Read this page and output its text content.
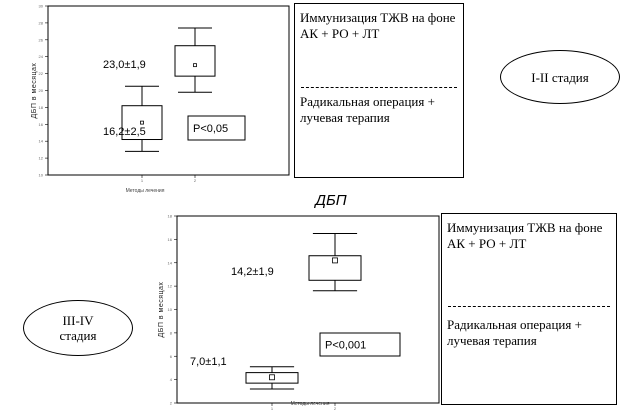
10
12
14
16
18
20
22
24
26
28
30
1	2
Методы лечения
ДБП в месяцах
16,2±2,5
23,0±1,9
P<0,05
2
4
6
8
10
12
14
16
18
1	2
Методы лечения
ДБП в месяцах
7,0±1,1
14,2±1,9
P<0,001
Иммунизация ТЖВ на фоне АК + РО + ЛТ
Радикальная операция + лучевая терапия
Иммунизация ТЖВ на фоне АК + РО + ЛТ
Радикальная операция + лучевая терапия
I-II стадия
III-IV стадия
ДБП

Exercise directions:
Give every line above again exactly, with no pictures.

Reply to the exercise:
Read this page and output its text content.
10
12
14
16
18
20
22
24
26
28
30
1	2
Методы лечения
ДБП в месяцах
16,2±2,5
23,0±1,9
P<0,05
2
4
6
8
10
12
14
16
18
1	2
Методы лечения
ДБП в месяцах
7,0±1,1
14,2±1,9
P<0,001
Иммунизация ТЖВ на фоне АК + РО + ЛТ
Радикальная операция + лучевая терапия
Иммунизация ТЖВ на фоне АК + РО + ЛТ
Радикальная операция + лучевая терапия
I-II стадия
III-IV стадия
ДБП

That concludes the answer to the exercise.